[YOUR TASK] What lines of the data include the string "object"? Copy them all.

INFORMATION PROVIDED start

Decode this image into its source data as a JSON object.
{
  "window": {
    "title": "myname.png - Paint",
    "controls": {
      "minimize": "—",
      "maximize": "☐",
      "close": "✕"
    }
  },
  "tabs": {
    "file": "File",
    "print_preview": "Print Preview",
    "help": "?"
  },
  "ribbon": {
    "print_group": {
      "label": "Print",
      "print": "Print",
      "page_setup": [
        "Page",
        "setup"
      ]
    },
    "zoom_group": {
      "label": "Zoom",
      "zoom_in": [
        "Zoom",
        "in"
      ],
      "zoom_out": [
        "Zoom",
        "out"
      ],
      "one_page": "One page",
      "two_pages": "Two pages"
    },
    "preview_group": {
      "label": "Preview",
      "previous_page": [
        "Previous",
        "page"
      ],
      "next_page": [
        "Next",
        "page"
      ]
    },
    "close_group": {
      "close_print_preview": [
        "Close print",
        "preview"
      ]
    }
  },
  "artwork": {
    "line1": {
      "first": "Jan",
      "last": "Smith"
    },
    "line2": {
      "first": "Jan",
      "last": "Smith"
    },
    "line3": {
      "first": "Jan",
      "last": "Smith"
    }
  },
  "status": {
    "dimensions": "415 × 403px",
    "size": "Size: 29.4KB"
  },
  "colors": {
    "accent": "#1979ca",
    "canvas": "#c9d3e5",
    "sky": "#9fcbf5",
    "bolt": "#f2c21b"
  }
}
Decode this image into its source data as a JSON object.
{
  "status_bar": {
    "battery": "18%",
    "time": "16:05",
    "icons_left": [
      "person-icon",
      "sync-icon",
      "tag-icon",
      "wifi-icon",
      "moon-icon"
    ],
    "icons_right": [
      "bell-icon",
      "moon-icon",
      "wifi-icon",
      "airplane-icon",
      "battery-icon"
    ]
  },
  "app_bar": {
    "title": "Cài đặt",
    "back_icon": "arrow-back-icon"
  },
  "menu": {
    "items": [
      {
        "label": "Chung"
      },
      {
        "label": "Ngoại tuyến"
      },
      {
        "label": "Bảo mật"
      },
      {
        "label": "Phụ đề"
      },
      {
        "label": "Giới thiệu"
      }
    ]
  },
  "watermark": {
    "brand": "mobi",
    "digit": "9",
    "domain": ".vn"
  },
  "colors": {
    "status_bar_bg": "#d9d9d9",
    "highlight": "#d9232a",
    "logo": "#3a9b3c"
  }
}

INFORMATION PROVIDED end
INFORMATION PROVIDED start

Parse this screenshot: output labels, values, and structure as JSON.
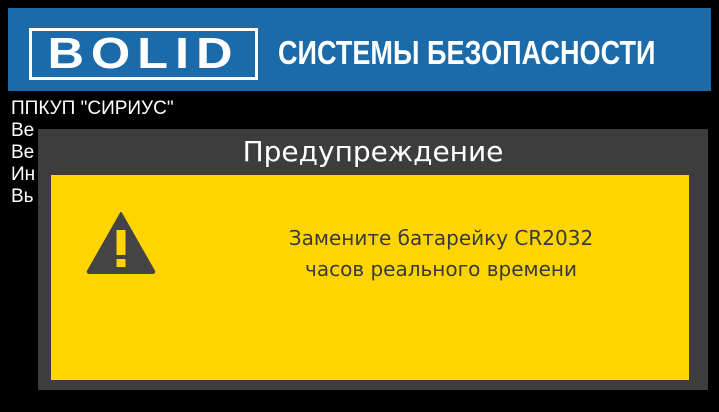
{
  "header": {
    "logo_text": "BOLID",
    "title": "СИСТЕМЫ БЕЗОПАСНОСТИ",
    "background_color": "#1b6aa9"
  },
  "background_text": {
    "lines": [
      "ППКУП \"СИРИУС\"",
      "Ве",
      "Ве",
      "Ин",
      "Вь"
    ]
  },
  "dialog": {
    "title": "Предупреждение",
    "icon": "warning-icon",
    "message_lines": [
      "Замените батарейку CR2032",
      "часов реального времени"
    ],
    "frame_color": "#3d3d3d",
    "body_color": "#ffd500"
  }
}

INFORMATION PROVIDED end
INFORMATION PROVIDED start

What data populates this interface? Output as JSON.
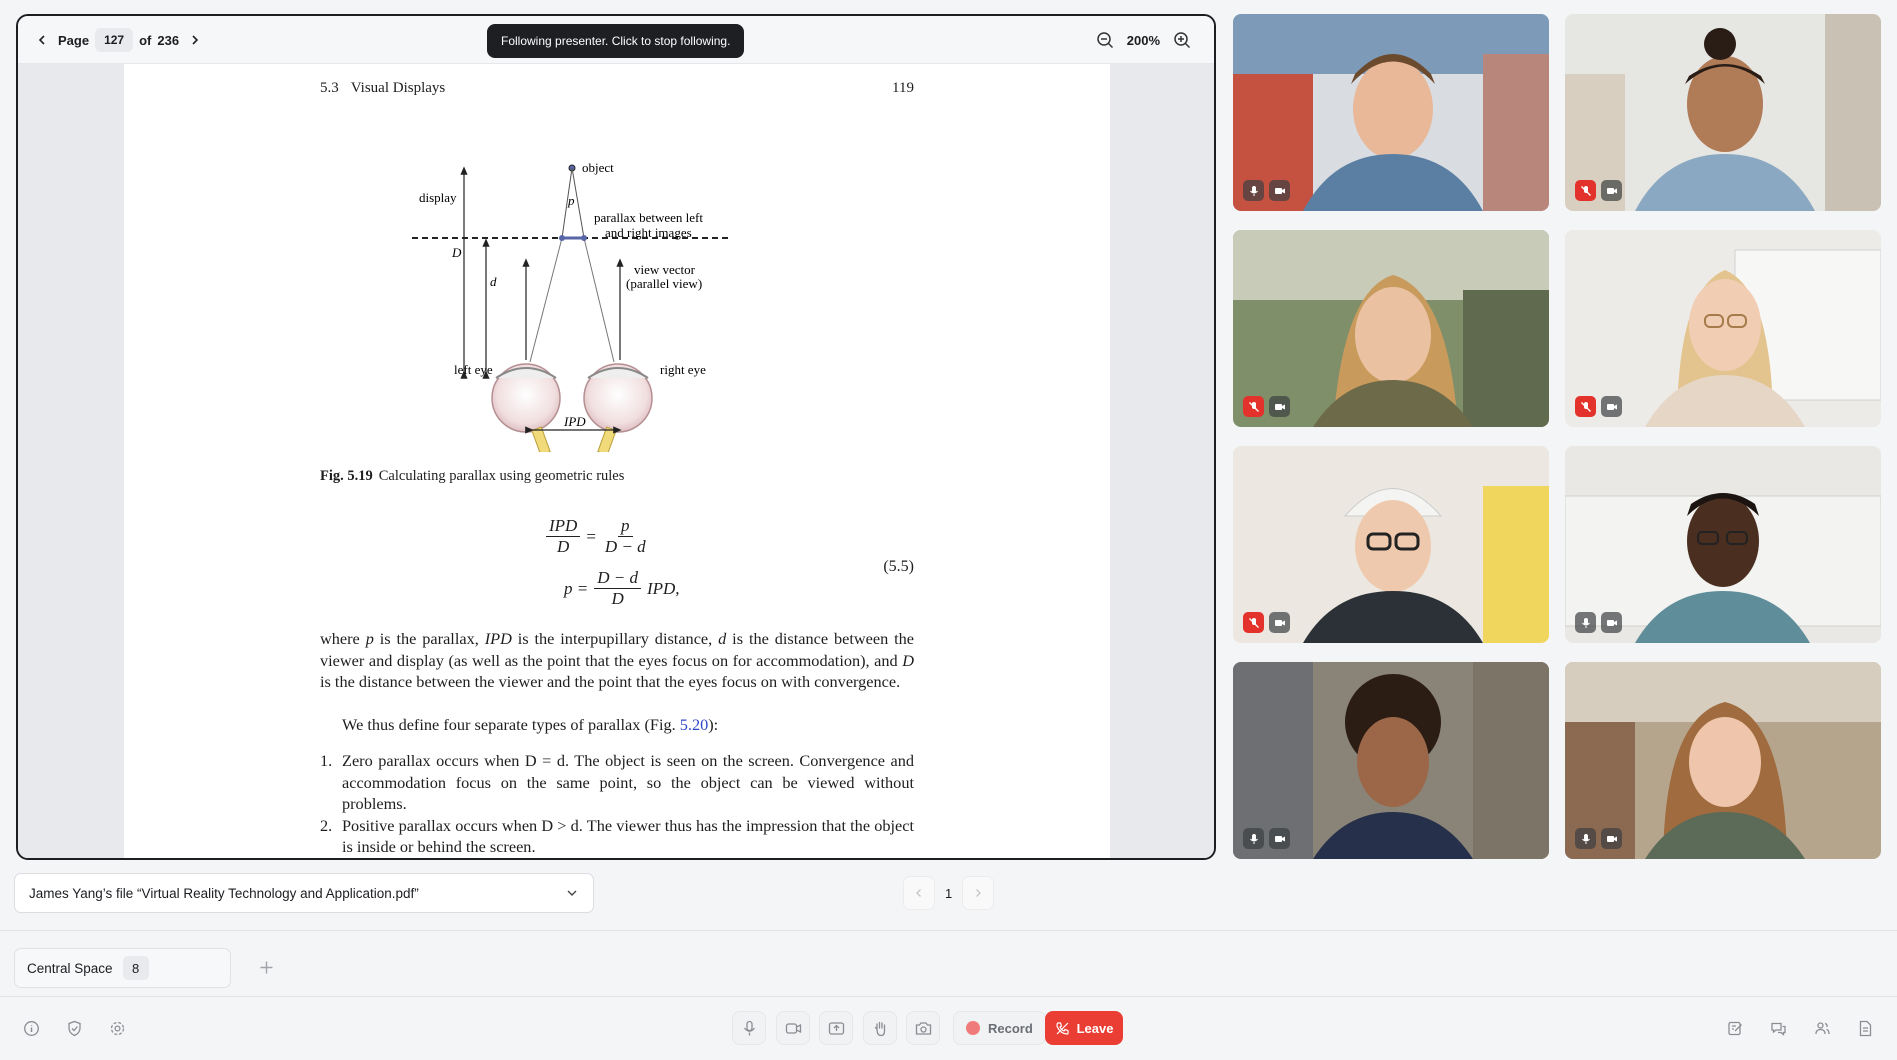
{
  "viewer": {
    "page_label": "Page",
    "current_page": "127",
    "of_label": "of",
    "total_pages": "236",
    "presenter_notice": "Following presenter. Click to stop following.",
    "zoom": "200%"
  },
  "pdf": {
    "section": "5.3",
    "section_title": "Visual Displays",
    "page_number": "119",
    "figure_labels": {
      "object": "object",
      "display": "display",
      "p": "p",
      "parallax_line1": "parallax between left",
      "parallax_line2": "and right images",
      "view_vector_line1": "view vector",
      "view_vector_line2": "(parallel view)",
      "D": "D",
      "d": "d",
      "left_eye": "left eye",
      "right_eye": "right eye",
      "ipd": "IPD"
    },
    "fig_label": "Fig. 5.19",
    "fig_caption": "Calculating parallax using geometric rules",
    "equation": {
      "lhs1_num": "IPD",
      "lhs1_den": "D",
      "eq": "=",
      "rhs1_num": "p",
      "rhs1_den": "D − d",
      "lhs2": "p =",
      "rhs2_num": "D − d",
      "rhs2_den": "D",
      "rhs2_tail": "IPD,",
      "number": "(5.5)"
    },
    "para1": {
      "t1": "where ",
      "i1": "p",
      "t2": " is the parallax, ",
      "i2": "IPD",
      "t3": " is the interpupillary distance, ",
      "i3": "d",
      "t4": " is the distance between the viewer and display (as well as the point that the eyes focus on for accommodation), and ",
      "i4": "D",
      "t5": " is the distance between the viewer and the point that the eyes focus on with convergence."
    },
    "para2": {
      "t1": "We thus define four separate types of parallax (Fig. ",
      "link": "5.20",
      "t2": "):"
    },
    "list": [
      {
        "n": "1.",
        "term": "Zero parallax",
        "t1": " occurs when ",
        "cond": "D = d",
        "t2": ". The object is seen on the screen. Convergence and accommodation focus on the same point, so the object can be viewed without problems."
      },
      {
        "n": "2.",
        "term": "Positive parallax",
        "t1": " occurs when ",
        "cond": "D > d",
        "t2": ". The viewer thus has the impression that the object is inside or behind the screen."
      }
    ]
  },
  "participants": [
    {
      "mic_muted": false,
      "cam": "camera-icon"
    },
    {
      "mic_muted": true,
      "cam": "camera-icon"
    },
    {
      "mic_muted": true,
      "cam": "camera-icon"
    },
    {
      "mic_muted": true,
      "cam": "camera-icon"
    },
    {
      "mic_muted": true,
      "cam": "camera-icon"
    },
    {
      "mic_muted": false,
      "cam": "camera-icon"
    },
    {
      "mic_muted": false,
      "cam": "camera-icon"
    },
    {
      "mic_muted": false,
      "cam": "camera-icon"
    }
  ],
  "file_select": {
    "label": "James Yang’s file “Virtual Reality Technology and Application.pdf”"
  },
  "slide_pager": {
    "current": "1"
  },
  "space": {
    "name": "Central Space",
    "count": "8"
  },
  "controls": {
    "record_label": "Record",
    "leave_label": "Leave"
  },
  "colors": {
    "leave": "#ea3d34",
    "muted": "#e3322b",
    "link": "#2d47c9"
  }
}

INFORMATION PROVIDED end

[ANSWER TO THE TASK]
Decode this image into its source data as a JSON object.
Decode this image into its source data as a JSON object.
      "object": "object",
        "t2": ". The object is seen on the screen. Convergence and accommodation focus on the same point, so the object can be viewed without problems."
        "t2": ". The viewer thus has the impression that the object is inside or behind the screen."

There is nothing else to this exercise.